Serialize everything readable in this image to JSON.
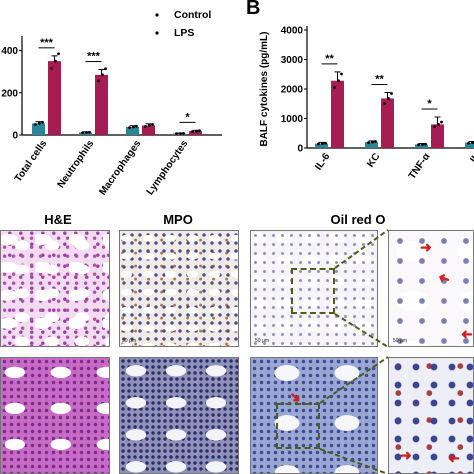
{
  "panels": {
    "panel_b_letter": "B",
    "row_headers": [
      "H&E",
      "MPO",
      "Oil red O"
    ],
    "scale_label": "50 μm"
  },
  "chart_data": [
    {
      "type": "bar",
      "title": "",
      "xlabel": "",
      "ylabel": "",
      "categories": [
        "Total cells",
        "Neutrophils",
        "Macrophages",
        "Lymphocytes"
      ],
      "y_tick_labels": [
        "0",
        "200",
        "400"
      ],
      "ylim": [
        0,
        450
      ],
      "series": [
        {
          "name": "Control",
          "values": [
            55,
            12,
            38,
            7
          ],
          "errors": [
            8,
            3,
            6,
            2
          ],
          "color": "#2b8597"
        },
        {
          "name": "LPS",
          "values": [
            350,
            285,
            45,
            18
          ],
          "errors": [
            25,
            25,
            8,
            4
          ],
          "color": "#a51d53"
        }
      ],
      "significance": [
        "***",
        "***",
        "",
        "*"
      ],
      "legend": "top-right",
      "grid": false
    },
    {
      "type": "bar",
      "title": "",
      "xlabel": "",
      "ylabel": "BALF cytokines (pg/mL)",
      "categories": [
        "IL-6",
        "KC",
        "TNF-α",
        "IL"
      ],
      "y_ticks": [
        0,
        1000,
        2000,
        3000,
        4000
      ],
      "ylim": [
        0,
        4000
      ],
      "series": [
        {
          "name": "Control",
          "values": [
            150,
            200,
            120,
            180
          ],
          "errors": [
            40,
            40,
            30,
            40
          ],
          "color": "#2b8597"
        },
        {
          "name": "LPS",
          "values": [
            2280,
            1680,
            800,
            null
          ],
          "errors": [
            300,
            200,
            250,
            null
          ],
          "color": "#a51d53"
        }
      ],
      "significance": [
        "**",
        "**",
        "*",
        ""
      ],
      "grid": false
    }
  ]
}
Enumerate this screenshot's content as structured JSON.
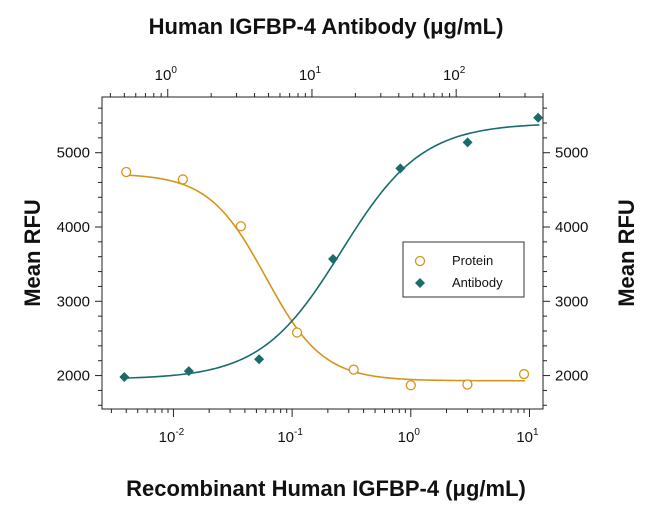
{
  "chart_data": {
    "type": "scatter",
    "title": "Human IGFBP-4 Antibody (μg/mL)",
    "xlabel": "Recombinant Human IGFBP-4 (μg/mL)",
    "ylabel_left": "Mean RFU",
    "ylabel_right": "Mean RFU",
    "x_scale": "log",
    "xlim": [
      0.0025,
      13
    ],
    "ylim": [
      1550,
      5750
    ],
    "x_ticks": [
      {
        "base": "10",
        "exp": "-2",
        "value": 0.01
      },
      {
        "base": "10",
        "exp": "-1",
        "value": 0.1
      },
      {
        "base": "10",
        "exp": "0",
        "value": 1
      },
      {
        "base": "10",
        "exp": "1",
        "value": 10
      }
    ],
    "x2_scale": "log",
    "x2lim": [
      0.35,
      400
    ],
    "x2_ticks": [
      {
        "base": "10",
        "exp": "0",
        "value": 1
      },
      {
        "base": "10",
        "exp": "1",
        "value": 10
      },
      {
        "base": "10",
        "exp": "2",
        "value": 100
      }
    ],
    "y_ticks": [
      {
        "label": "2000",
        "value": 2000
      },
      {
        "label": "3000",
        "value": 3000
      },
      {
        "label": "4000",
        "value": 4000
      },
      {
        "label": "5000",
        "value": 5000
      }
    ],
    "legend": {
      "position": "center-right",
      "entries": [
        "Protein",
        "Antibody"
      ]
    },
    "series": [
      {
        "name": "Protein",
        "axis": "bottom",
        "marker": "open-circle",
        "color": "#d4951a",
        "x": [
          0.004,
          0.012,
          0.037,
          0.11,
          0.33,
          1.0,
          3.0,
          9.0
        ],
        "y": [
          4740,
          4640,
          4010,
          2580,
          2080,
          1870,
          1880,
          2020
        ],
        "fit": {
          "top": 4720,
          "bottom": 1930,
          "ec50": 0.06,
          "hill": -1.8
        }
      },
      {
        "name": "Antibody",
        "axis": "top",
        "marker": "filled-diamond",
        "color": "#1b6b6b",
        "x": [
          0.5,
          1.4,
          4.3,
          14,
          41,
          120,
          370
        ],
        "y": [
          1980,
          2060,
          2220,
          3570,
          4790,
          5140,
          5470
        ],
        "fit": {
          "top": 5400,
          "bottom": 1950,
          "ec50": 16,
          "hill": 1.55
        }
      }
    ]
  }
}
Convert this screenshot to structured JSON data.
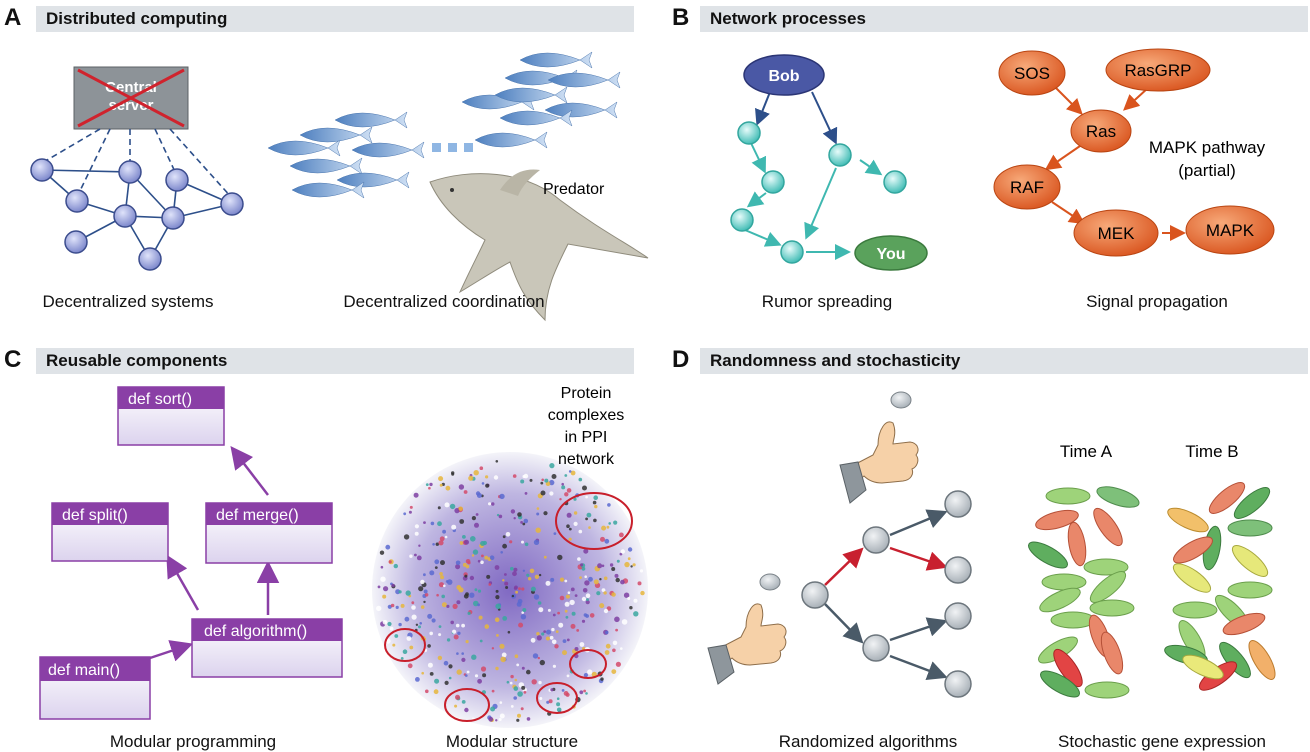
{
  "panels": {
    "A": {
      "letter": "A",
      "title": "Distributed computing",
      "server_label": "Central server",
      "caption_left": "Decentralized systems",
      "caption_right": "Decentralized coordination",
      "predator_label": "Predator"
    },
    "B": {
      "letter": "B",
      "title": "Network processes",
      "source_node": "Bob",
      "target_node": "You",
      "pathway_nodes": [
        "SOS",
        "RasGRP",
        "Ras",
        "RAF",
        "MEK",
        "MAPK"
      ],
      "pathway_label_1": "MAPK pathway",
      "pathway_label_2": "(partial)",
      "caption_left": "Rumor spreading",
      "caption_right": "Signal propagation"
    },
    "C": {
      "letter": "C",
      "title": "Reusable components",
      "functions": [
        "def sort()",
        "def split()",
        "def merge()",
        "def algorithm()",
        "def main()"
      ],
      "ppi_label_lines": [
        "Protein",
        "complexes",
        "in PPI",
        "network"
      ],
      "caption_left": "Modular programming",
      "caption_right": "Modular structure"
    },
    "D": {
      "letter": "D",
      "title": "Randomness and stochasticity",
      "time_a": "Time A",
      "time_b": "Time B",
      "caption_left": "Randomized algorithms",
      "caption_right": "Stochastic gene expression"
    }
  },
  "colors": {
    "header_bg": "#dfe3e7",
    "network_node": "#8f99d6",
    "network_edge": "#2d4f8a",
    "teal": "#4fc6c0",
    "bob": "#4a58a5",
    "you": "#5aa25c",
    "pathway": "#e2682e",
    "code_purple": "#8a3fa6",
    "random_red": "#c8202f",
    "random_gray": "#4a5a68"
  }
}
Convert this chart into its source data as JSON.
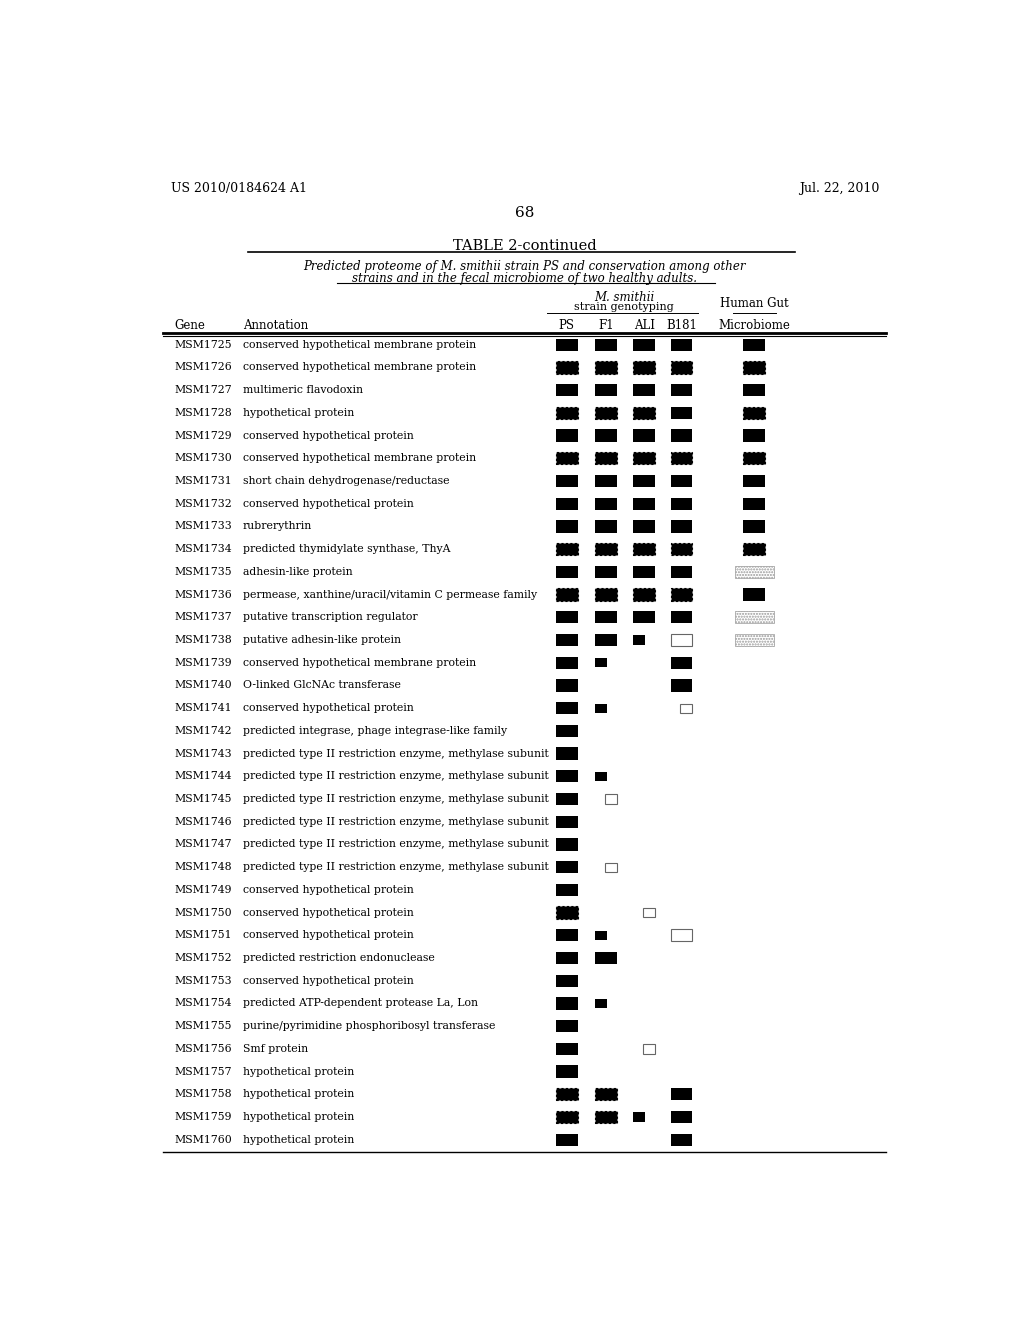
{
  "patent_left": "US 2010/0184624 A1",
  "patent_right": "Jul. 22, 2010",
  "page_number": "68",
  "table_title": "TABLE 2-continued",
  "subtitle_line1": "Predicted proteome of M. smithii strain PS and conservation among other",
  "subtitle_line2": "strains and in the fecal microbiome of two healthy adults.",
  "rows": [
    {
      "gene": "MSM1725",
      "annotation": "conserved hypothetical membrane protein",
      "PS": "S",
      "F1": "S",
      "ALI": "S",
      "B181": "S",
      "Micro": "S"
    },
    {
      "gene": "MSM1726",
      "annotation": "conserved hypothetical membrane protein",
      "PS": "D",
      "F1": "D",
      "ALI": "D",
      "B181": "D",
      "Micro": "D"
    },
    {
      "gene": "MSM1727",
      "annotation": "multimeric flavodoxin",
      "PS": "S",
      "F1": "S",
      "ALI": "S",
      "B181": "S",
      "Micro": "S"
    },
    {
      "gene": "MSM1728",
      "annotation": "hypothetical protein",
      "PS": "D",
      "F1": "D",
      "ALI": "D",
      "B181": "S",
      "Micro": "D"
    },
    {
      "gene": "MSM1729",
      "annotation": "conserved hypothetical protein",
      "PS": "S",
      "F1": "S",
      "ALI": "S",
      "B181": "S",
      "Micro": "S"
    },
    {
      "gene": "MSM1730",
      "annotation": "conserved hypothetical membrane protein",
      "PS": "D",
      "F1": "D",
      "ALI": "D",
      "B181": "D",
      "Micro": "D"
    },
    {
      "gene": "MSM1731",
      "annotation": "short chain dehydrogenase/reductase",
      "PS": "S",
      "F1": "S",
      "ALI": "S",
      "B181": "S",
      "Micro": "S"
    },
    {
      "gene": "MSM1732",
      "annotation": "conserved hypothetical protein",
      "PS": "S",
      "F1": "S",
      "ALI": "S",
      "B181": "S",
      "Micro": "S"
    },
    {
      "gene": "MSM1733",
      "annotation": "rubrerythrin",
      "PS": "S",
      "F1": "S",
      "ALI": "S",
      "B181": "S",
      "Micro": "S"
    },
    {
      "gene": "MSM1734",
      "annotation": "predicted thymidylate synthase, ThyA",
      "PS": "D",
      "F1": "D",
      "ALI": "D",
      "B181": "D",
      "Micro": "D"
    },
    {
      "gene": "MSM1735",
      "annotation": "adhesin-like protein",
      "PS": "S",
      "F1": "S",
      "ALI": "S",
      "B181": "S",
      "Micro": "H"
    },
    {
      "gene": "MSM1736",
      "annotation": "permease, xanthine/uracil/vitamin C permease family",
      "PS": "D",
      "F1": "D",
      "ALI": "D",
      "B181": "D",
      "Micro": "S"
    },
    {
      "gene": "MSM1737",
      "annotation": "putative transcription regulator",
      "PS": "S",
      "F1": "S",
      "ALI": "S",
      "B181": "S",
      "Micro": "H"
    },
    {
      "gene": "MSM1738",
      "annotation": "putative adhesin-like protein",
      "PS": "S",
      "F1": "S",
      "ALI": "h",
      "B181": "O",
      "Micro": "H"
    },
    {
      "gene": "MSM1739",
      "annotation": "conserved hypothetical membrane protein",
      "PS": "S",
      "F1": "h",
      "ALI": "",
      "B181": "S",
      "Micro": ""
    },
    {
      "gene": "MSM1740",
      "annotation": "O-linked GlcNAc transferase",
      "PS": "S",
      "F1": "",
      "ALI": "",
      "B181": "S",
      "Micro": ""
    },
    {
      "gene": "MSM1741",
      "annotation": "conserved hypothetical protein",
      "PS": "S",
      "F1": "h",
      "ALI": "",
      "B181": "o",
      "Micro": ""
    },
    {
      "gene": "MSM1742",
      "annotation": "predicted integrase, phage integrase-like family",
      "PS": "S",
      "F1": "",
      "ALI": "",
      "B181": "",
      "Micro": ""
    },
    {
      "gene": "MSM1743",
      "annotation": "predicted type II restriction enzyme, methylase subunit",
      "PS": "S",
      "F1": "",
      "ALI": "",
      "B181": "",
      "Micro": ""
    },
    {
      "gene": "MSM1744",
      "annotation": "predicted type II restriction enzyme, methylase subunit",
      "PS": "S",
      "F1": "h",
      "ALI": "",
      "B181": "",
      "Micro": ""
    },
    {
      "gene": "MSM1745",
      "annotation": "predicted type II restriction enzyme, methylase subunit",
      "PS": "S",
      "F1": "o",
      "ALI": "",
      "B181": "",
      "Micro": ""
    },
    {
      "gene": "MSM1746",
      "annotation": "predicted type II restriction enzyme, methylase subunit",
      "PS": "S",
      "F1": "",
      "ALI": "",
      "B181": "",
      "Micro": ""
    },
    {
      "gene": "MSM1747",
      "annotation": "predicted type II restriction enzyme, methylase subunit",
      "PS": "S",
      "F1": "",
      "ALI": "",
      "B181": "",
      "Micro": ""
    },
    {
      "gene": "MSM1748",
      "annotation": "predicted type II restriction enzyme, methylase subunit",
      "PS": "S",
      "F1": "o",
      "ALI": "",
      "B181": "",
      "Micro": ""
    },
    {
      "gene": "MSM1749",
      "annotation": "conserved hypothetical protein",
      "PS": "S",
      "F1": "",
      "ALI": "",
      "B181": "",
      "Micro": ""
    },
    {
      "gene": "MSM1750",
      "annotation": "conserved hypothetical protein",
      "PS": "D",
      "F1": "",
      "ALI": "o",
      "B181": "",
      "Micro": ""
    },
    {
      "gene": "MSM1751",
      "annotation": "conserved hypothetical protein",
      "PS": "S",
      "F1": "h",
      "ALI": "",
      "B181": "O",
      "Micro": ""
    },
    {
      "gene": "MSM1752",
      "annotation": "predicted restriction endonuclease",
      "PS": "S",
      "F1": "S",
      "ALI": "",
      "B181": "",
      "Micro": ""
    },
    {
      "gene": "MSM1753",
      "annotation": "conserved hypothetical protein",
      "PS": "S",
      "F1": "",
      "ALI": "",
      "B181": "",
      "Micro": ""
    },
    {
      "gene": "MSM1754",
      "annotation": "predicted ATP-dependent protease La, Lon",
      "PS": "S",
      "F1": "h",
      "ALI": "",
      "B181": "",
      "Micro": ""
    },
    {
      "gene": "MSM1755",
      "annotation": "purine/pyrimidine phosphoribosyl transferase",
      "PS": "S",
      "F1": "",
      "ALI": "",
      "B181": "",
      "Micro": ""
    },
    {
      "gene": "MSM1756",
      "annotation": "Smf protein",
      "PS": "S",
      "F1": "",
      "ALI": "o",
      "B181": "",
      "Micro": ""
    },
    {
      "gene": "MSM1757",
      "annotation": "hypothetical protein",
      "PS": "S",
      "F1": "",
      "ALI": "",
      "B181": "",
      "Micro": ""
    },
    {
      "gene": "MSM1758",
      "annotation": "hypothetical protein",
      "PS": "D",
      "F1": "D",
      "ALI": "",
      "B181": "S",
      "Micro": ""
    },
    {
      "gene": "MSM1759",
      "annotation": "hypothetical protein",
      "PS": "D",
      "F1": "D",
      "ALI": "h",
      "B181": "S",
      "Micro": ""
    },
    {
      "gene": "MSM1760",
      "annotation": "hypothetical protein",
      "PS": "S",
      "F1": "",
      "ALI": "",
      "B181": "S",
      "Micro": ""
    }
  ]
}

○ ○ ○ ○ ○ ○ ○

> Problem details:
The word "transferase" may occur in lines of the data above; say how many lines hold it, giving only the number.

> The answer:
2